→ Dataset content:
________________________________________

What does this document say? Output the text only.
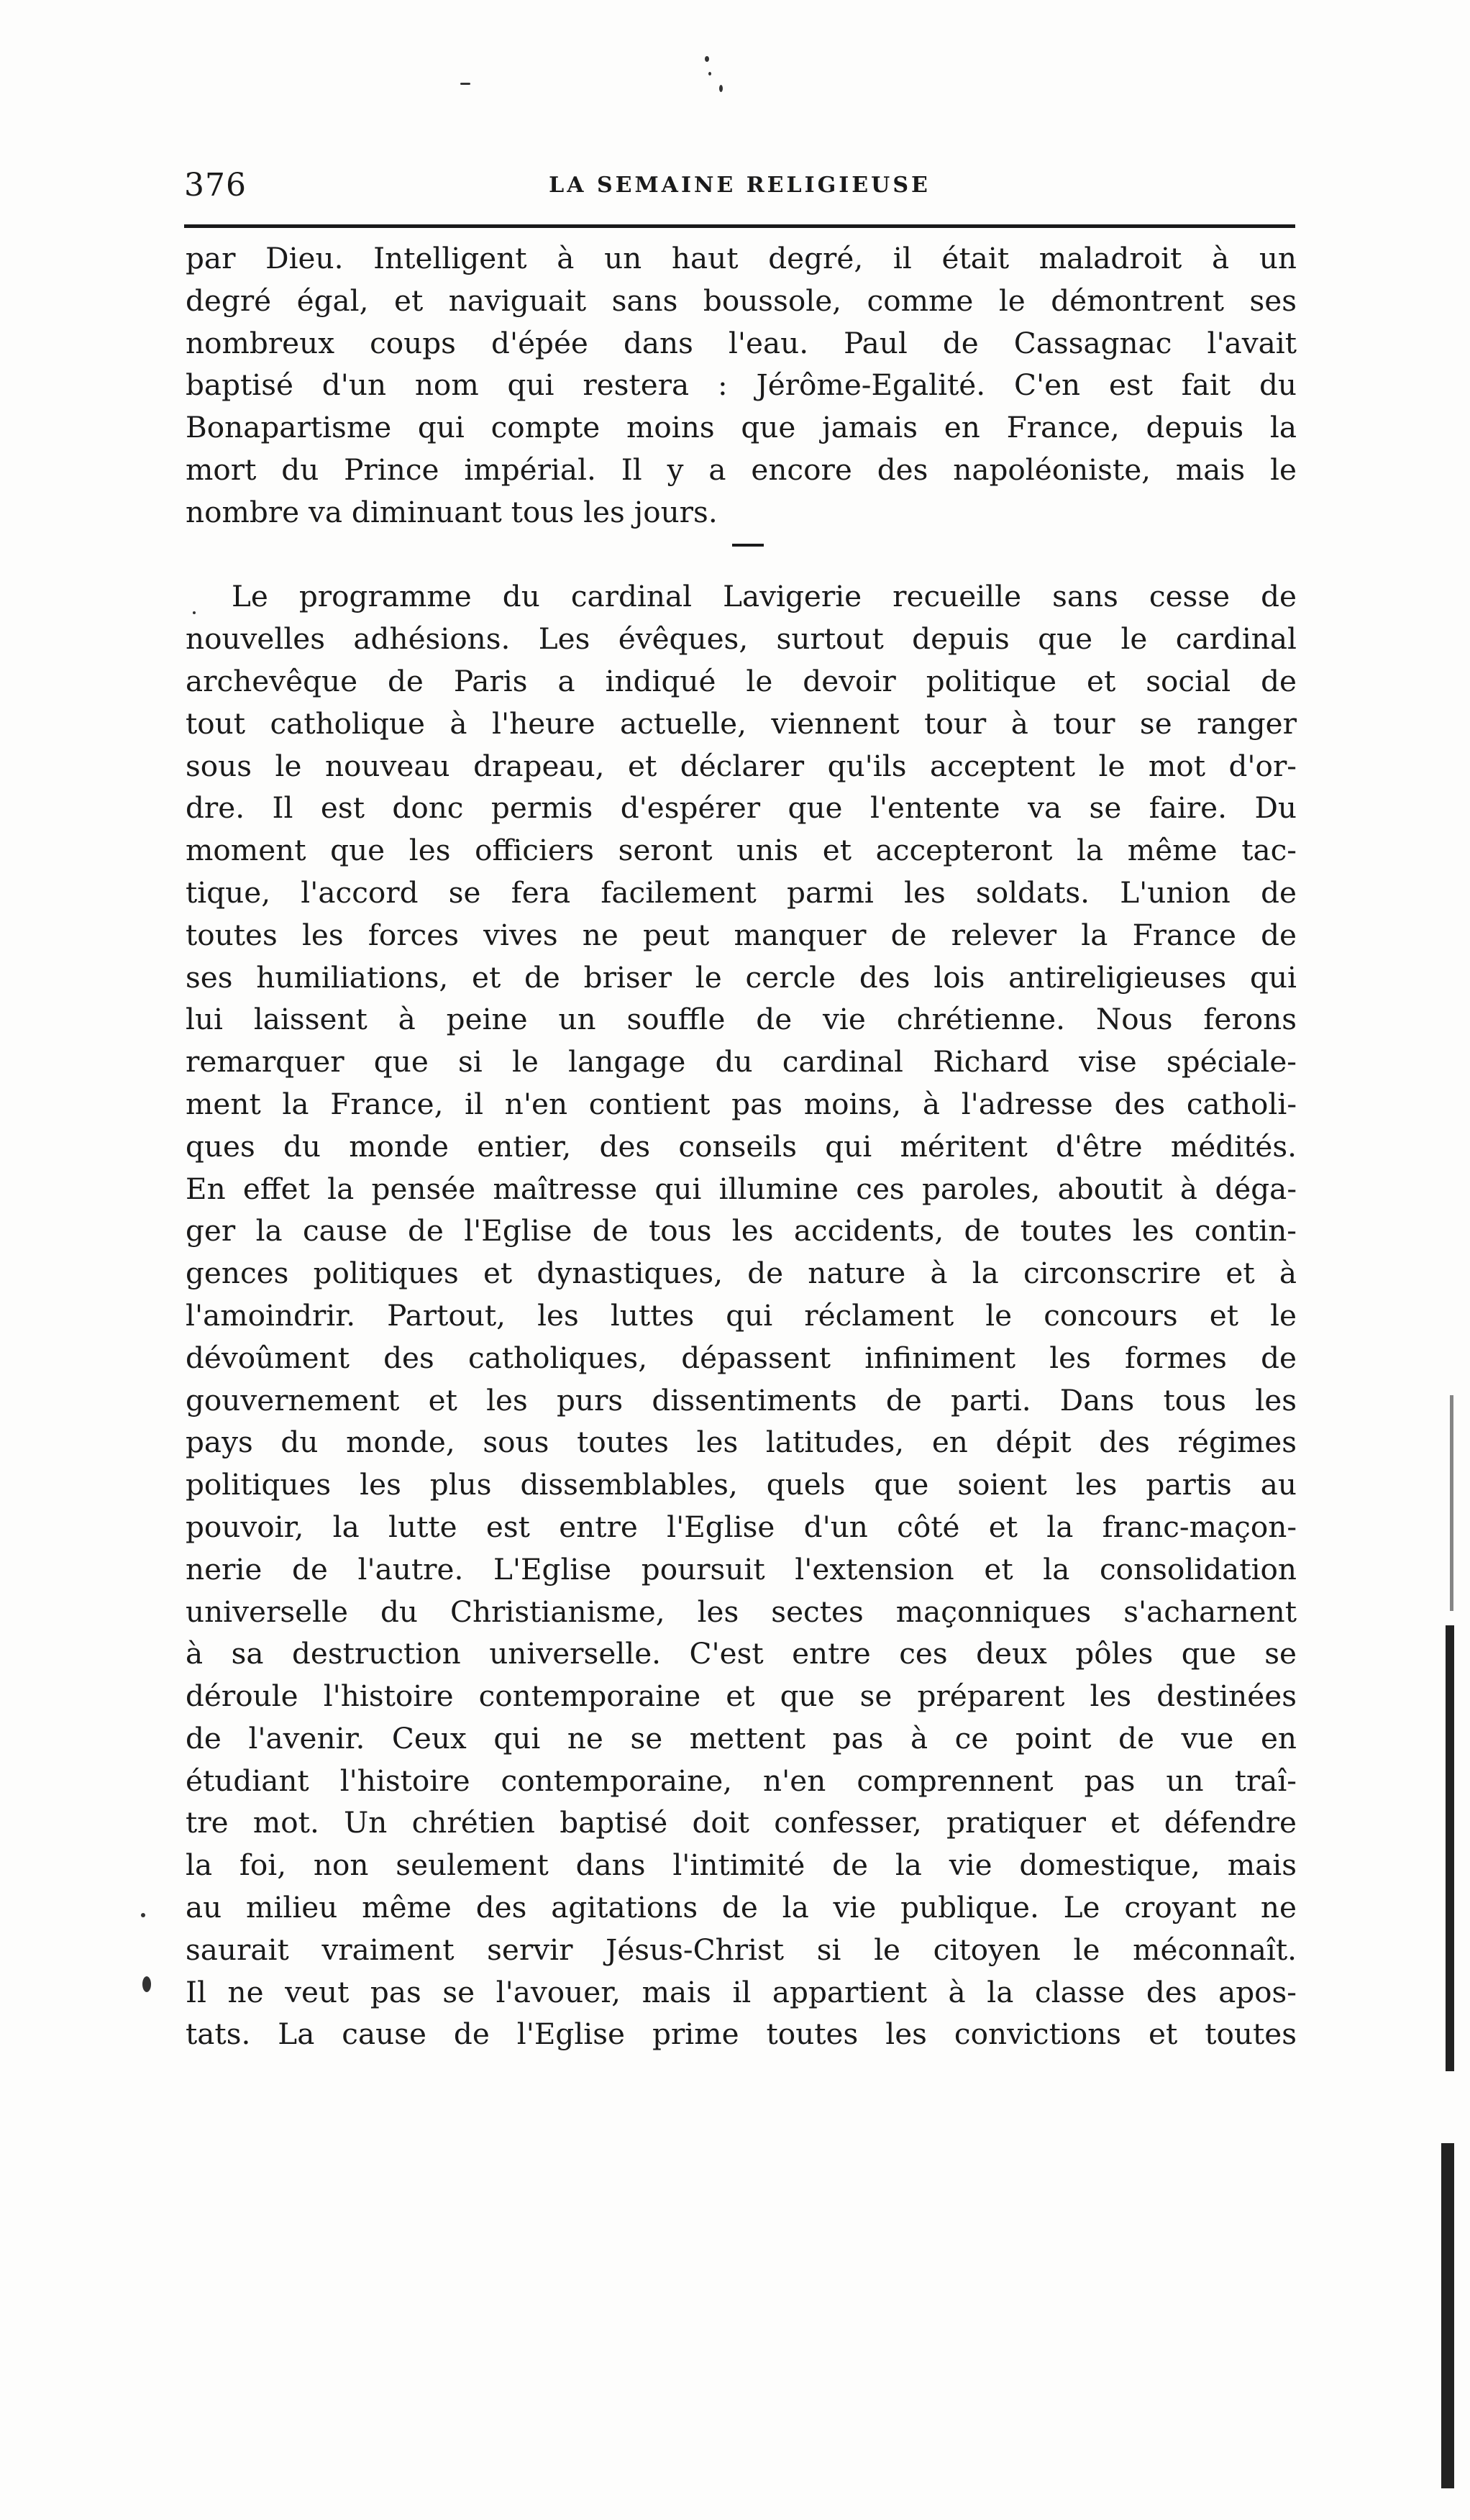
376	LA SEMAINE RELIGIEUSE
par Dieu. Intelligent à un haut degré, il était maladroit à un
degré égal, et naviguait sans boussole, comme le démontrent ses
nombreux coups d'épée dans l'eau. Paul de Cassagnac l'avait
baptisé d'un nom qui restera : Jérôme-Egalité. C'en est fait du
Bonapartisme qui compte moins que jamais en France, depuis la
mort du Prince impérial. Il y a encore des napoléoniste, mais le
nombre va diminuant tous les jours.
Le programme du cardinal Lavigerie recueille sans cesse de
nouvelles adhésions. Les évêques, surtout depuis que le cardinal
archevêque de Paris a indiqué le devoir politique et social de
tout catholique à l'heure actuelle, viennent tour à tour se ranger
sous le nouveau drapeau, et déclarer qu'ils acceptent le mot d'or-
dre. Il est donc permis d'espérer que l'entente va se faire. Du
moment que les officiers seront unis et accepteront la même tac-
tique, l'accord se fera facilement parmi les soldats. L'union de
toutes les forces vives ne peut manquer de relever la France de
ses humiliations, et de briser le cercle des lois antireligieuses qui
lui laissent à peine un souffle de vie chrétienne. Nous ferons
remarquer que si le langage du cardinal Richard vise spéciale-
ment la France, il n'en contient pas moins, à l'adresse des catholi-
ques du monde entier, des conseils qui méritent d'être médités.
En effet la pensée maîtresse qui illumine ces paroles, aboutit à déga-
ger la cause de l'Eglise de tous les accidents, de toutes les contin-
gences politiques et dynastiques, de nature à la circonscrire et à
l'amoindrir. Partout, les luttes qui réclament le concours et le
dévoûment des catholiques, dépassent infiniment les formes de
gouvernement et les purs dissentiments de parti. Dans tous les
pays du monde, sous toutes les latitudes, en dépit des régimes
politiques les plus dissemblables, quels que soient les partis au
pouvoir, la lutte est entre l'Eglise d'un côté et la franc-maçon-
nerie de l'autre. L'Eglise poursuit l'extension et la consolidation
universelle du Christianisme, les sectes maçonniques s'acharnent
à sa destruction universelle. C'est entre ces deux pôles que se
déroule l'histoire contemporaine et que se préparent les destinées
de l'avenir. Ceux qui ne se mettent pas à ce point de vue en
étudiant l'histoire contemporaine, n'en comprennent pas un traî-
tre mot. Un chrétien baptisé doit confesser, pratiquer et défendre
la foi, non seulement dans l'intimité de la vie domestique, mais
au milieu même des agitations de la vie publique. Le croyant ne
saurait vraiment servir Jésus-Christ si le citoyen le méconnaît.
Il ne veut pas se l'avouer, mais il appartient à la classe des apos-
tats. La cause de l'Eglise prime toutes les convictions et toutes
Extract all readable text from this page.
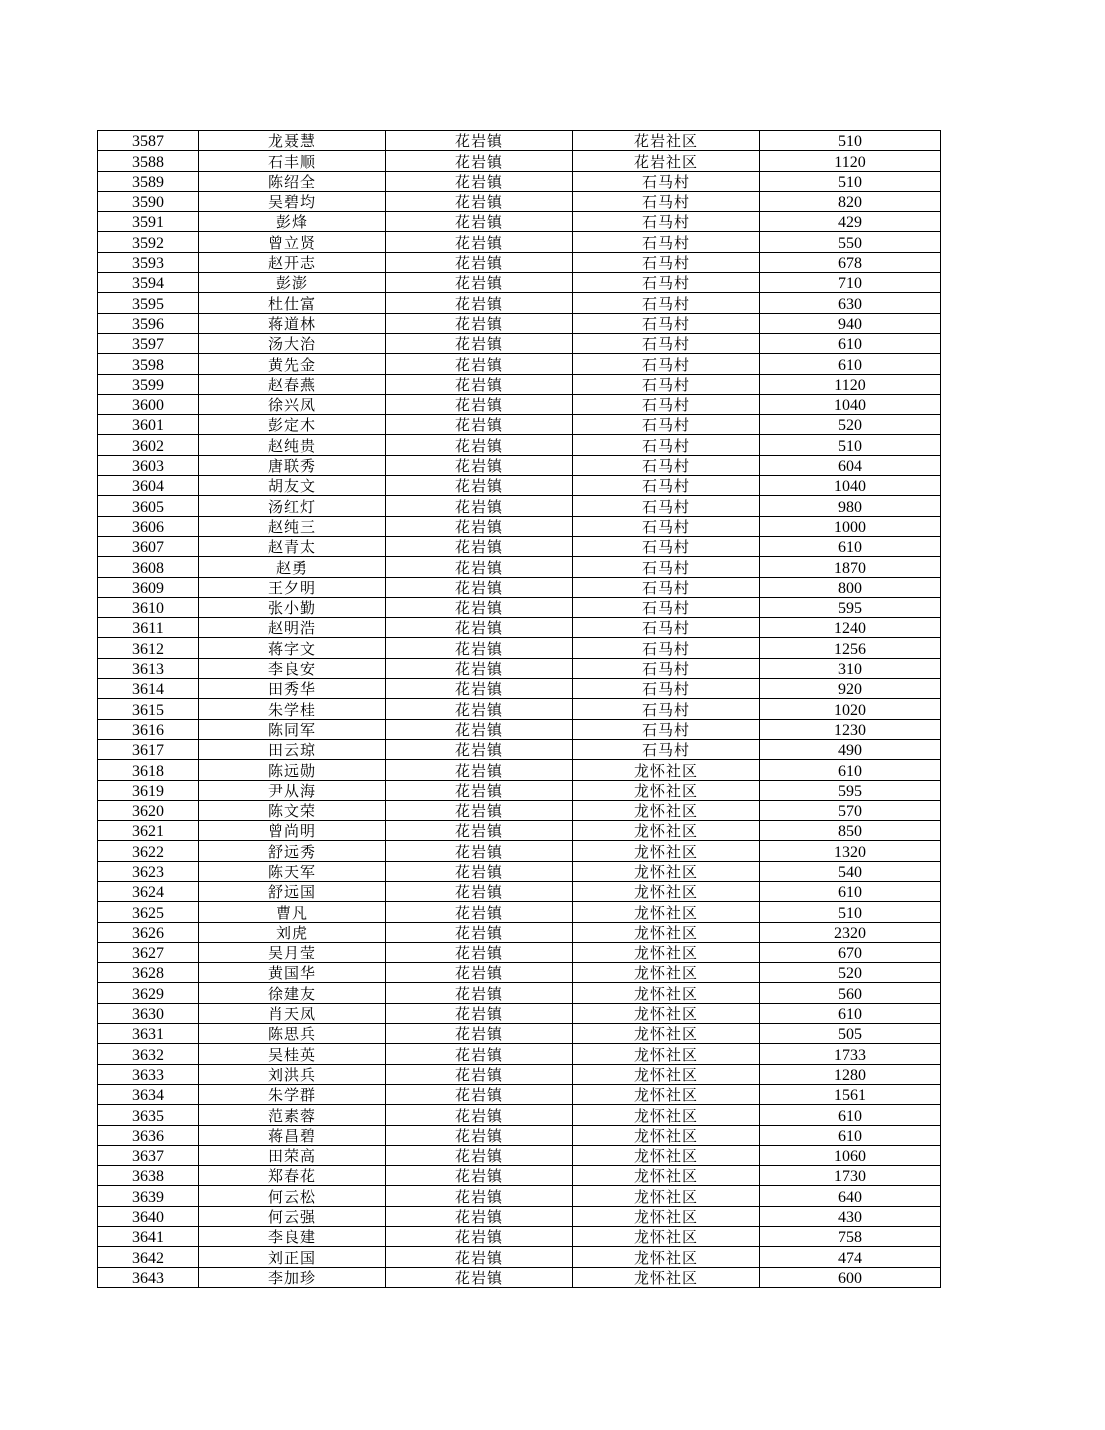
3587	龙聂慧	花岩镇	花岩社区	510
3588	石丰顺	花岩镇	花岩社区	1120
3589	陈绍全	花岩镇	石马村	510
3590	吴碧均	花岩镇	石马村	820
3591	彭烽	花岩镇	石马村	429
3592	曾立贤	花岩镇	石马村	550
3593	赵开志	花岩镇	石马村	678
3594	彭澎	花岩镇	石马村	710
3595	杜仕富	花岩镇	石马村	630
3596	蒋道林	花岩镇	石马村	940
3597	汤大治	花岩镇	石马村	610
3598	黄先金	花岩镇	石马村	610
3599	赵春燕	花岩镇	石马村	1120
3600	徐兴凤	花岩镇	石马村	1040
3601	彭定木	花岩镇	石马村	520
3602	赵纯贵	花岩镇	石马村	510
3603	唐联秀	花岩镇	石马村	604
3604	胡友文	花岩镇	石马村	1040
3605	汤红灯	花岩镇	石马村	980
3606	赵纯三	花岩镇	石马村	1000
3607	赵青太	花岩镇	石马村	610
3608	赵勇	花岩镇	石马村	1870
3609	王夕明	花岩镇	石马村	800
3610	张小勤	花岩镇	石马村	595
3611	赵明浩	花岩镇	石马村	1240
3612	蒋字文	花岩镇	石马村	1256
3613	李良安	花岩镇	石马村	310
3614	田秀华	花岩镇	石马村	920
3615	朱学桂	花岩镇	石马村	1020
3616	陈同军	花岩镇	石马村	1230
3617	田云琼	花岩镇	石马村	490
3618	陈远勋	花岩镇	龙怀社区	610
3619	尹从海	花岩镇	龙怀社区	595
3620	陈文荣	花岩镇	龙怀社区	570
3621	曾尚明	花岩镇	龙怀社区	850
3622	舒远秀	花岩镇	龙怀社区	1320
3623	陈天军	花岩镇	龙怀社区	540
3624	舒远国	花岩镇	龙怀社区	610
3625	曹凡	花岩镇	龙怀社区	510
3626	刘虎	花岩镇	龙怀社区	2320
3627	吴月莹	花岩镇	龙怀社区	670
3628	黄国华	花岩镇	龙怀社区	520
3629	徐建友	花岩镇	龙怀社区	560
3630	肖天凤	花岩镇	龙怀社区	610
3631	陈思兵	花岩镇	龙怀社区	505
3632	吴桂英	花岩镇	龙怀社区	1733
3633	刘洪兵	花岩镇	龙怀社区	1280
3634	朱学群	花岩镇	龙怀社区	1561
3635	范素蓉	花岩镇	龙怀社区	610
3636	蒋昌碧	花岩镇	龙怀社区	610
3637	田荣高	花岩镇	龙怀社区	1060
3638	郑春花	花岩镇	龙怀社区	1730
3639	何云松	花岩镇	龙怀社区	640
3640	何云强	花岩镇	龙怀社区	430
3641	李良建	花岩镇	龙怀社区	758
3642	刘正国	花岩镇	龙怀社区	474
3643	李加珍	花岩镇	龙怀社区	600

________________________________________

→ Exercise: List all lines above in which the string "entre" appears.

→ Exercise output:
pouvoir, la lutte est entre l'Eglise d'un côté et la franc-maçon-
à sa destruction universelle. C'est entre ces deux pôles que se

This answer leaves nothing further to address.